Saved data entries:
────────────────────

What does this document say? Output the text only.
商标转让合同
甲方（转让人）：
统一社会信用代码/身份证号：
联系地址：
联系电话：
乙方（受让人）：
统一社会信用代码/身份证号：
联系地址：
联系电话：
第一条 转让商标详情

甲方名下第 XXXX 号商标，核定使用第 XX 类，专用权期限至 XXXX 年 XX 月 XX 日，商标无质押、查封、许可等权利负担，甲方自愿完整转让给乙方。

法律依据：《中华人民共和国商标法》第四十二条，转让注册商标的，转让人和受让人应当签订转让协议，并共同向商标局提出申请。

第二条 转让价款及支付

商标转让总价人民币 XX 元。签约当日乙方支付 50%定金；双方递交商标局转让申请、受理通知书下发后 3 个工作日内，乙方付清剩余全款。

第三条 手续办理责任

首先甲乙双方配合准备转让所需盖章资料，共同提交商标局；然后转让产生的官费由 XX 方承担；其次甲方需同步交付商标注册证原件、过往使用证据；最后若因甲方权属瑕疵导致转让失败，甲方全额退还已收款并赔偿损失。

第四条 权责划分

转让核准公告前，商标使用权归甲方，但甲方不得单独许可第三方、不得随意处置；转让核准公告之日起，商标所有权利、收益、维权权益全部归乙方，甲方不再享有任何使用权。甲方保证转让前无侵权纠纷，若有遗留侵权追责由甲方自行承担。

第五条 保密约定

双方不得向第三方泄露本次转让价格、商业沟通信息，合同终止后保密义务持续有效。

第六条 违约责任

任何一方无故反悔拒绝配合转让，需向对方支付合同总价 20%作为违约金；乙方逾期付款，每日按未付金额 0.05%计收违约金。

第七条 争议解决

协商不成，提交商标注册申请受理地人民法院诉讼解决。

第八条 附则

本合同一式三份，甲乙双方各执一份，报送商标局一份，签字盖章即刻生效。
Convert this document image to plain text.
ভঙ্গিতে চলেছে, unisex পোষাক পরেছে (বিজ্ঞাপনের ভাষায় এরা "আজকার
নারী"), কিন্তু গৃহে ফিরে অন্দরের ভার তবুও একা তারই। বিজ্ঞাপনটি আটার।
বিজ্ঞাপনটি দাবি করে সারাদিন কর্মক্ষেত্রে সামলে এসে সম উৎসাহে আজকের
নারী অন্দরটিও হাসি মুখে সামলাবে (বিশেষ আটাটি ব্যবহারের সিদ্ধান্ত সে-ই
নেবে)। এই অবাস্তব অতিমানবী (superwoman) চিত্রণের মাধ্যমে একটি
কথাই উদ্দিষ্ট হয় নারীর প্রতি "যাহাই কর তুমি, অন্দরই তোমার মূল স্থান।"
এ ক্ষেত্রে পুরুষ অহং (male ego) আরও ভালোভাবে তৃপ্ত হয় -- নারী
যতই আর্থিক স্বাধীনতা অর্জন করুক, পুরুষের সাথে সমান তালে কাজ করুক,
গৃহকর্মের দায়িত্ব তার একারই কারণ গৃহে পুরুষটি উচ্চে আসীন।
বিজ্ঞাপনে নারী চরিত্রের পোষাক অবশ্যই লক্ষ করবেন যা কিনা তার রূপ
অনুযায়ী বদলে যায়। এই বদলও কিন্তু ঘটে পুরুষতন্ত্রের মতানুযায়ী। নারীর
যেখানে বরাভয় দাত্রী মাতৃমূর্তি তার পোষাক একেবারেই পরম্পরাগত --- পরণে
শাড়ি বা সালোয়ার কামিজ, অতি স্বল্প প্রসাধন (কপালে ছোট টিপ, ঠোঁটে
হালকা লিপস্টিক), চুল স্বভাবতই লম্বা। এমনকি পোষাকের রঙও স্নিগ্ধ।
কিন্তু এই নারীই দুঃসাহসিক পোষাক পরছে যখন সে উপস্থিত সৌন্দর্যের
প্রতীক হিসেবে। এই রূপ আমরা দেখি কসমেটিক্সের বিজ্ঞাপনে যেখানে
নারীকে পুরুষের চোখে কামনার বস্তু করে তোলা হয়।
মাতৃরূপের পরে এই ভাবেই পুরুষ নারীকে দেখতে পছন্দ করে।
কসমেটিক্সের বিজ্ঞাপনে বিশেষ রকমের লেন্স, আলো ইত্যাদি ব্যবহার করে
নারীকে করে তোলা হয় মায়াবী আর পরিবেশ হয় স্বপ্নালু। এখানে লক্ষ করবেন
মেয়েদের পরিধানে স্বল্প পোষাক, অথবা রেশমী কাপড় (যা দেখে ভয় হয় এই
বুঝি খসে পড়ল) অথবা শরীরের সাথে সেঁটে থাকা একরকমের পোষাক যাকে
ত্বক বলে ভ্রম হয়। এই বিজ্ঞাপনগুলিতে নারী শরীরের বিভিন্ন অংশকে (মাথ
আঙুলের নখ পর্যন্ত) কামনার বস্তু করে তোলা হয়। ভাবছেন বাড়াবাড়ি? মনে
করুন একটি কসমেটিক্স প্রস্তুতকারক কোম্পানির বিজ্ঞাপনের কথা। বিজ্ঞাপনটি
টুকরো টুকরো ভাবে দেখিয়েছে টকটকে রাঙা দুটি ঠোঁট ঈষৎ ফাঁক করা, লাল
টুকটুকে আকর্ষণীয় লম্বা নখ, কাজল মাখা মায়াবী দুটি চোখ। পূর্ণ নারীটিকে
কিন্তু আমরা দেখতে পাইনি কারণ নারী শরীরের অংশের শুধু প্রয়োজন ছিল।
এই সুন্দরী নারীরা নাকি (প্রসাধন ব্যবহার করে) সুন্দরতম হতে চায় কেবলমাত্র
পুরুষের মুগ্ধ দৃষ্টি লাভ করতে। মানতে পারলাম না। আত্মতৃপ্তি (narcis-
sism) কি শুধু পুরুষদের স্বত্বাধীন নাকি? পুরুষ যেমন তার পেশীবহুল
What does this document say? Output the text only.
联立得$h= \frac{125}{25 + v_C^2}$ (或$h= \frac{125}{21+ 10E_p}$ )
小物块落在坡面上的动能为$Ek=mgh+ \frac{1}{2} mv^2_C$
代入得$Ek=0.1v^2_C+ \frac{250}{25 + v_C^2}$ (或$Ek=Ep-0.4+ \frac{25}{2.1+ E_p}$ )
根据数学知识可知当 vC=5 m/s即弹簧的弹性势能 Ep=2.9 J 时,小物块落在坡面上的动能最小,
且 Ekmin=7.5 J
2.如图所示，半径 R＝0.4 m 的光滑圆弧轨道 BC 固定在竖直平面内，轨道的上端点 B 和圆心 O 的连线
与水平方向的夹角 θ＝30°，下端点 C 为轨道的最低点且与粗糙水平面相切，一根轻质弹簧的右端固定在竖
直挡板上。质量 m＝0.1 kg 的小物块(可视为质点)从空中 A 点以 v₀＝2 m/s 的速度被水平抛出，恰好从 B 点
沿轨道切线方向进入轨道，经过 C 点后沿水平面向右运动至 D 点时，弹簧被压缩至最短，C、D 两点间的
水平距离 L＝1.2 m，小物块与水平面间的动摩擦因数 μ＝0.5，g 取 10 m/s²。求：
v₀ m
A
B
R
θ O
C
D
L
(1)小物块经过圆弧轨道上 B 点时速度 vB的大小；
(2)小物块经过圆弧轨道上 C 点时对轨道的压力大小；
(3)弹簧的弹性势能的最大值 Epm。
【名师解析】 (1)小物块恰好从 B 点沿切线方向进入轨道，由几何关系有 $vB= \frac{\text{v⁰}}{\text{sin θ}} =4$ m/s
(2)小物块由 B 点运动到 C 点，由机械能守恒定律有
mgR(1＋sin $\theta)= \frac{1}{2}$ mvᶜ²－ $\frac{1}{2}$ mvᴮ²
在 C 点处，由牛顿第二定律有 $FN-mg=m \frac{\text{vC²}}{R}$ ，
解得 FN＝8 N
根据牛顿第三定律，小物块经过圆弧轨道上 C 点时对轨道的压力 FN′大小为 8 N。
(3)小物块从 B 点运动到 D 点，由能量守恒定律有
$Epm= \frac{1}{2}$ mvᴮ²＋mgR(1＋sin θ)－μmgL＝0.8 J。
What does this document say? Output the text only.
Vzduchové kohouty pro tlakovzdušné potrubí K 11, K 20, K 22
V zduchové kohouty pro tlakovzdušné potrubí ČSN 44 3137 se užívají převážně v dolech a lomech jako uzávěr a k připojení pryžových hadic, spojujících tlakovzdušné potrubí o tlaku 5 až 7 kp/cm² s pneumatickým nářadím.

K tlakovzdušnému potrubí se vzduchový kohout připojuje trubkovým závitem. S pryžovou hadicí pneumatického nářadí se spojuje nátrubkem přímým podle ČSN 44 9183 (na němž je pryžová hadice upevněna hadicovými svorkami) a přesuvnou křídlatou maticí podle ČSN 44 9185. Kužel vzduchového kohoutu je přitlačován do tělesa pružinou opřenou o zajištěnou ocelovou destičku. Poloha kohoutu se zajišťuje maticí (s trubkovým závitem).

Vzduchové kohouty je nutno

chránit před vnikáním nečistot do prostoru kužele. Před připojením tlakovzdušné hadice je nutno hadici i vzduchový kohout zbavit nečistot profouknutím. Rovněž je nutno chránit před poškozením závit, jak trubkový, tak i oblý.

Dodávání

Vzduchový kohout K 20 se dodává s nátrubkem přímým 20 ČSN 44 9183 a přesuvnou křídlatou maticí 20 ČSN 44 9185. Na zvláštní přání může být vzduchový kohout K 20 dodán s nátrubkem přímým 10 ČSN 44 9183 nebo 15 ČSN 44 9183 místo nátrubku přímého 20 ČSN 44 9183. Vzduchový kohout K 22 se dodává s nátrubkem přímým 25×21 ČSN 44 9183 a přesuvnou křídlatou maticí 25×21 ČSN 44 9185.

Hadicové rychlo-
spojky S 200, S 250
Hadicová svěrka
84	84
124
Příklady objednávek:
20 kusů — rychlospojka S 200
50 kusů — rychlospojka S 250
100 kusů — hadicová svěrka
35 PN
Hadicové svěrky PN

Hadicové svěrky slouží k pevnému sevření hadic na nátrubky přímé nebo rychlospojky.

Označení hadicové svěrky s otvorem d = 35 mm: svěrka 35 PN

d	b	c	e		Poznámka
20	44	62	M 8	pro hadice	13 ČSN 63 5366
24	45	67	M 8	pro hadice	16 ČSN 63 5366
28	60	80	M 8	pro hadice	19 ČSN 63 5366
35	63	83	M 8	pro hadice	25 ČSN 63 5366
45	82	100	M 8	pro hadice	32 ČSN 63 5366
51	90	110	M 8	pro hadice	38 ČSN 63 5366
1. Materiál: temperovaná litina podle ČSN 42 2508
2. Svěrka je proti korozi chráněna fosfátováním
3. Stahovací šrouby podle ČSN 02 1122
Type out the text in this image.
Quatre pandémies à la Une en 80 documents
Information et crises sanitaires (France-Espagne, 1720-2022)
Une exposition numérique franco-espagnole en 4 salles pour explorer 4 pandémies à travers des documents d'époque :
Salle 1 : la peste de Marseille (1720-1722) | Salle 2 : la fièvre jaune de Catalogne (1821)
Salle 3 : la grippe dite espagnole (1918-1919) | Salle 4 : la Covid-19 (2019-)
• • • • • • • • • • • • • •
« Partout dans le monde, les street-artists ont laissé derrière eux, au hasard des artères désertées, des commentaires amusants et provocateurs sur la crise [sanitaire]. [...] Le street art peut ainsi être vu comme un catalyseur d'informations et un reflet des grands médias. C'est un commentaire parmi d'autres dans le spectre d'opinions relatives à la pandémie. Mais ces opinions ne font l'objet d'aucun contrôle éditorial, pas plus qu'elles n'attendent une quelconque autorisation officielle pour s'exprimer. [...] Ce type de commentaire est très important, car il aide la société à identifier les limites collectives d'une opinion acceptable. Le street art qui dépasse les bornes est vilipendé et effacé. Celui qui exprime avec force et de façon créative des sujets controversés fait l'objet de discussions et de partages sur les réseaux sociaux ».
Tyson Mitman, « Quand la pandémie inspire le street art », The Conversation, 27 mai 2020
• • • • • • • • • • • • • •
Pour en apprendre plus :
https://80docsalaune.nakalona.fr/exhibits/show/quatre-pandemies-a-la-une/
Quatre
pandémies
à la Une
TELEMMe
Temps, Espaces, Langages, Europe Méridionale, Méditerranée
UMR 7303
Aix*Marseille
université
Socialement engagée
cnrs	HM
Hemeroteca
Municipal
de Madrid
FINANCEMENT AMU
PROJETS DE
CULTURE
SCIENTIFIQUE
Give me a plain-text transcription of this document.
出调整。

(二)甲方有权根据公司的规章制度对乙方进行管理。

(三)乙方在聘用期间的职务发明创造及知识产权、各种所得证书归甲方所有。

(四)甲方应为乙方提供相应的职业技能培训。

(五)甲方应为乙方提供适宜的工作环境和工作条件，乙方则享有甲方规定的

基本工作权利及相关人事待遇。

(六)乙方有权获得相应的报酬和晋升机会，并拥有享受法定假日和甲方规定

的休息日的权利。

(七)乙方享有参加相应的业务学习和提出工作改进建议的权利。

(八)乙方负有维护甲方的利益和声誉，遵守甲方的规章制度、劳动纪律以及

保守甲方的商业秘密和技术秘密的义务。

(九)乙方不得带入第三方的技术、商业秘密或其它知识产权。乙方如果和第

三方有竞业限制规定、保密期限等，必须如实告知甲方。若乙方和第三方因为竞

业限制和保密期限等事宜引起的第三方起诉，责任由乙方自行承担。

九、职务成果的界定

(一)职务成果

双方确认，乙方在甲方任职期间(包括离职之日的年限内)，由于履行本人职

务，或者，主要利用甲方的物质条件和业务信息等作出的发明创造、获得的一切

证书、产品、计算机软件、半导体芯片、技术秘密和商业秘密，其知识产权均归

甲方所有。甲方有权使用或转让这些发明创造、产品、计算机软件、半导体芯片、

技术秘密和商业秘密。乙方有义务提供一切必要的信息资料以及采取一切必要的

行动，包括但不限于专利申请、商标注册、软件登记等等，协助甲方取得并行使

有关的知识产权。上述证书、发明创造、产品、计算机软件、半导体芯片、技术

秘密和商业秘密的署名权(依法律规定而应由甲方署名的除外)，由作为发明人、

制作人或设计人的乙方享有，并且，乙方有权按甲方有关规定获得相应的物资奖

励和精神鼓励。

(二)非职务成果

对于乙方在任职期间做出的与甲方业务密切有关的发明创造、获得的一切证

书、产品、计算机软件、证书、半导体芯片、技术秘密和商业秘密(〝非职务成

────────────────────

Go through the data above and find the lines with the word "半导体芯片". Copy each of those lines.

## TASK OUTPUT
证书、产品、计算机软件、半导体芯片、技术秘密和商业秘密，其知识产权均归
甲方所有。甲方有权使用或转让这些发明创造、产品、计算机软件、半导体芯片、
有关的知识产权。上述证书、发明创造、产品、计算机软件、半导体芯片、技术
书、产品、计算机软件、证书、半导体芯片、技术秘密和商业秘密(〝非职务成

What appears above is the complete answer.